Data entries:
+ + + +

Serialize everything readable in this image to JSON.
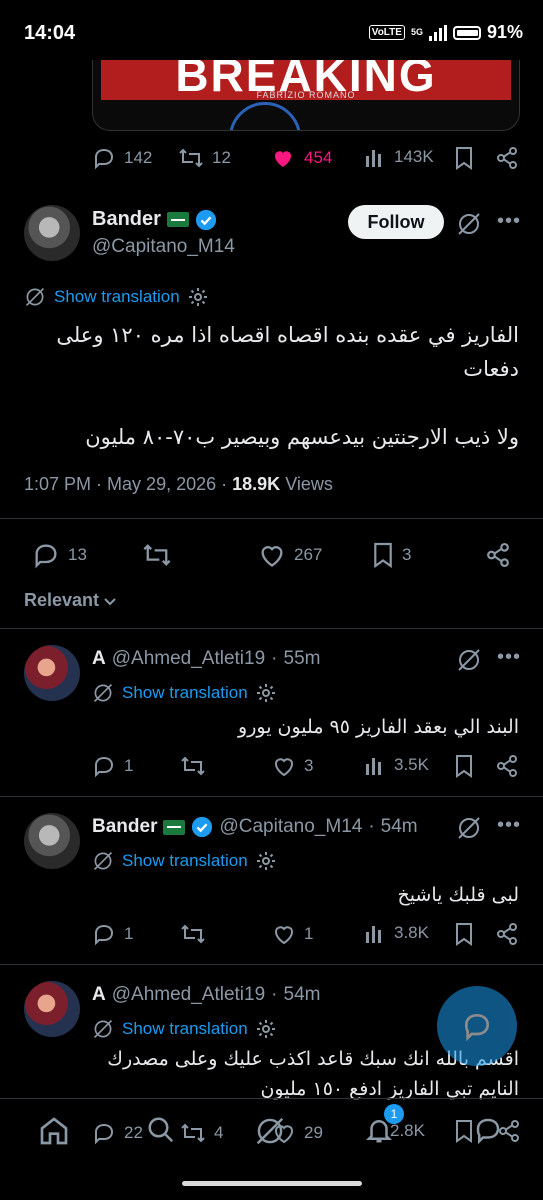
{
  "status_bar": {
    "time": "14:04",
    "volte": "VoLTE",
    "network": "5G",
    "battery": "91%"
  },
  "media_card": {
    "headline": "BREAKING",
    "credit": "FABRIZIO ROMANO"
  },
  "prev_tweet_actions": {
    "replies": "142",
    "reposts": "12",
    "likes": "454",
    "views": "143K"
  },
  "main_tweet": {
    "name": "Bander",
    "handle": "@Capitano_M14",
    "follow_label": "Follow",
    "translate_label": "Show translation",
    "text_line1": "الفاريز في عقده بنده اقصاه اقصاه اذا مره ١٢٠ وعلى",
    "text_line2": "دفعات",
    "text_line3": "ولا ذيب الارجنتين بيدعسهم وبيصير ب٧٠-٨٠ مليون",
    "time": "1:07 PM",
    "date": "May 29, 2026",
    "views_count": "18.9K",
    "views_label": "Views",
    "replies": "13",
    "likes": "267",
    "bookmarks": "3"
  },
  "sort_label": "Relevant",
  "replies": [
    {
      "name": "A",
      "handle": "@Ahmed_Atleti19",
      "time": "55m",
      "translate_label": "Show translation",
      "text_line1": "البند الي بعقد الفاريز ٩٥ مليون يورو",
      "replies": "1",
      "likes": "3",
      "views": "3.5K"
    },
    {
      "name": "Bander",
      "handle": "@Capitano_M14",
      "time": "54m",
      "translate_label": "Show translation",
      "text_line1": "لبى قلبك ياشيخ",
      "replies": "1",
      "likes": "1",
      "views": "3.8K"
    },
    {
      "name": "A",
      "handle": "@Ahmed_Atleti19",
      "time": "54m",
      "translate_label": "Show translation",
      "text_line1": "اقسم بالله انك سبك قاعد اكذب عليك وعلى مصدرك",
      "text_line2": "النايم تبي الفاريز ادفع ١٥٠ مليون",
      "replies": "22",
      "reposts": "4",
      "likes": "29",
      "views": "2.8K"
    }
  ],
  "nav": {
    "notification_badge": "1"
  },
  "colors": {
    "accent": "#1d9bf0",
    "like": "#f91880",
    "muted": "#8b98a5",
    "background": "#000000"
  }
}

+ + + +

▶ [Exercise brief]:
Quote the preceding records in their entirety, excluding every picture.

▶ [Completed task]:
Serialize everything readable in this image to JSON.
{
  "status_bar": {
    "time": "14:04",
    "volte": "VoLTE",
    "network": "5G",
    "battery": "91%"
  },
  "media_card": {
    "headline": "BREAKING",
    "credit": "FABRIZIO ROMANO"
  },
  "prev_tweet_actions": {
    "replies": "142",
    "reposts": "12",
    "likes": "454",
    "views": "143K"
  },
  "main_tweet": {
    "name": "Bander",
    "handle": "@Capitano_M14",
    "follow_label": "Follow",
    "translate_label": "Show translation",
    "text_line1": "الفاريز في عقده بنده اقصاه اقصاه اذا مره ١٢٠ وعلى",
    "text_line2": "دفعات",
    "text_line3": "ولا ذيب الارجنتين بيدعسهم وبيصير ب٧٠-٨٠ مليون",
    "time": "1:07 PM",
    "date": "May 29, 2026",
    "views_count": "18.9K",
    "views_label": "Views",
    "replies": "13",
    "likes": "267",
    "bookmarks": "3"
  },
  "sort_label": "Relevant",
  "replies": [
    {
      "name": "A",
      "handle": "@Ahmed_Atleti19",
      "time": "55m",
      "translate_label": "Show translation",
      "text_line1": "البند الي بعقد الفاريز ٩٥ مليون يورو",
      "replies": "1",
      "likes": "3",
      "views": "3.5K"
    },
    {
      "name": "Bander",
      "handle": "@Capitano_M14",
      "time": "54m",
      "translate_label": "Show translation",
      "text_line1": "لبى قلبك ياشيخ",
      "replies": "1",
      "likes": "1",
      "views": "3.8K"
    },
    {
      "name": "A",
      "handle": "@Ahmed_Atleti19",
      "time": "54m",
      "translate_label": "Show translation",
      "text_line1": "اقسم بالله انك سبك قاعد اكذب عليك وعلى مصدرك",
      "text_line2": "النايم تبي الفاريز ادفع ١٥٠ مليون",
      "replies": "22",
      "reposts": "4",
      "likes": "29",
      "views": "2.8K"
    }
  ],
  "nav": {
    "notification_badge": "1"
  },
  "colors": {
    "accent": "#1d9bf0",
    "like": "#f91880",
    "muted": "#8b98a5",
    "background": "#000000"
  }
}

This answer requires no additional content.